_Extracted records:_
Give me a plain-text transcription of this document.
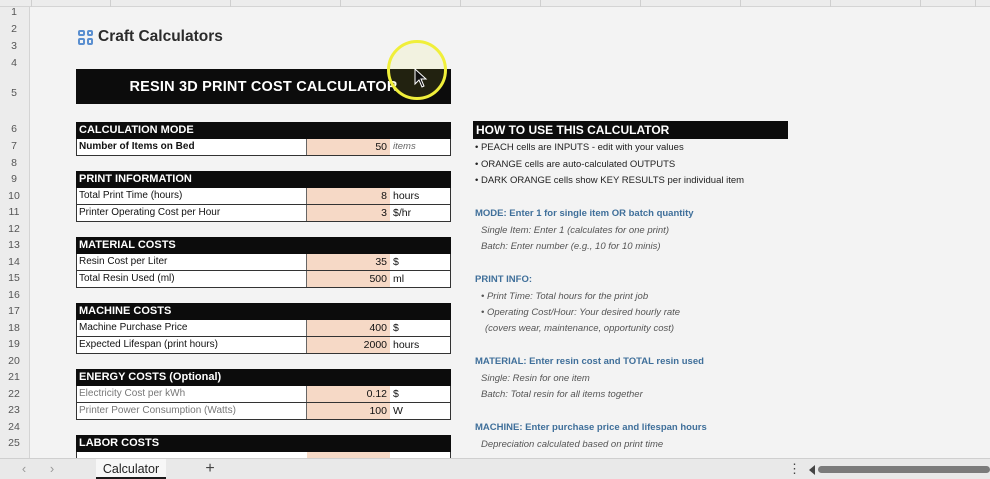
1
2
3
4
5
6
7
8
9
10
11
12
13
14
15
16
17
18
19
20
21
22
23
24
25
Craft Calculators
RESIN 3D PRINT COST CALCULATOR
CALCULATION MODE
Number of Items on Bed	50 items
PRINT INFORMATION
Total Print Time (hours)	8 hours
Printer Operating Cost per Hour	3 $/hr
MATERIAL COSTS
Resin Cost per Liter	35 $
Total Resin Used (ml)	500 ml
MACHINE COSTS
Machine Purchase Price	400 $
Expected Lifespan (print hours)	2000 hours
ENERGY COSTS (Optional)
Electricity Cost per kWh	0.12 $
Printer Power Consumption (Watts)	100 W
LABOR COSTS
HOW TO USE THIS CALCULATOR
• PEACH cells are INPUTS - edit with your values
• ORANGE cells are auto-calculated OUTPUTS
• DARK ORANGE cells show KEY RESULTS per individual item
MODE: Enter 1 for single item OR batch quantity
Single Item: Enter 1 (calculates for one print)
Batch: Enter number (e.g., 10 for 10 minis)
PRINT INFO:
• Print Time: Total hours for the print job
• Operating Cost/Hour: Your desired hourly rate
(covers wear, maintenance, opportunity cost)
MATERIAL: Enter resin cost and TOTAL resin used
Single: Resin for one item
Batch: Total resin for all items together
MACHINE: Enter purchase price and lifespan hours
Depreciation calculated based on print time
‹	›	Calculator	+	⋮
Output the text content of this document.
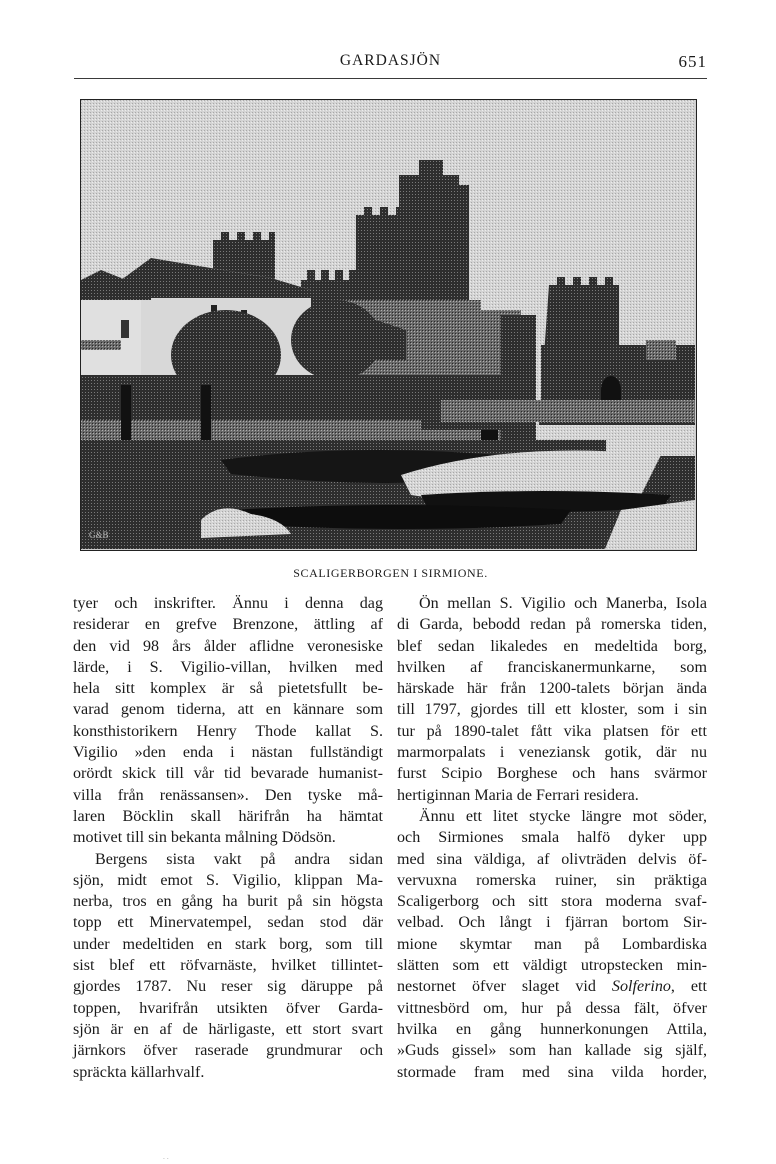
GARDASJÖN	651
G&B
SCALIGERBORGEN I SIRMIONE.
tyer och inskrifter. Ännu i denna dag
residerar en grefve Brenzone, ättling af
den vid 98 års ålder aflidne veronesiske
lärde, i S. Vigilio-villan, hvilken med
hela sitt komplex är så pietetsfullt be-
varad genom tiderna, att en kännare som
konsthistorikern Henry Thode kallat S.
Vigilio »den enda i nästan fullständigt
orördt skick till vår tid bevarade humanist-
villa från renässansen». Den tyske må-
laren Böcklin skall härifrån ha hämtat
motivet till sin bekanta målning Dödsön.
Bergens sista vakt på andra sidan
sjön, midt emot S. Vigilio, klippan Ma-
nerba, tros en gång ha burit på sin högsta
topp ett Minervatempel, sedan stod där
under medeltiden en stark borg, som till
sist blef ett röfvarnäste, hvilket tillintet-
gjordes 1787. Nu reser sig däruppe på
toppen, hvarifrån utsikten öfver Garda-
sjön är en af de härligaste, ett stort svart
järnkors öfver raserade grundmurar och
spräckta källarhvalf.
Ön mellan S. Vigilio och Manerba, Isola
di Garda, bebodd redan på romerska tiden,
blef sedan likaledes en medeltida borg,
hvilken af franciskanermunkarne, som
härskade här från 1200-talets början ända
till 1797, gjordes till ett kloster, som i sin
tur på 1890-talet fått vika platsen för ett
marmorpalats i veneziansk gotik, där nu
furst Scipio Borghese och hans svärmor
hertiginnan Maria de Ferrari residera.
Ännu ett litet stycke längre mot söder,
och Sirmiones smala halfö dyker upp
med sina väldiga, af olivträden delvis öf-
vervuxna romerska ruiner, sin präktiga
Scaligerborg och sitt stora moderna svaf-
velbad. Och långt i fjärran bortom Sir-
mione skymtar man på Lombardiska
slätten som ett väldigt utropstecken min-
nestornet öfver slaget vid Solferino, ett
vittnesbörd om, hur på dessa fält, öfver
hvilka en gång hunnerkonungen Attila,
»Guds gissel» som han kallade sig själf,
stormade fram med sina vilda horder,
· ·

_Task to carry out:_ For the entries above, give only the number of lines that contain the word "cells".

_Exercise solution:_ 3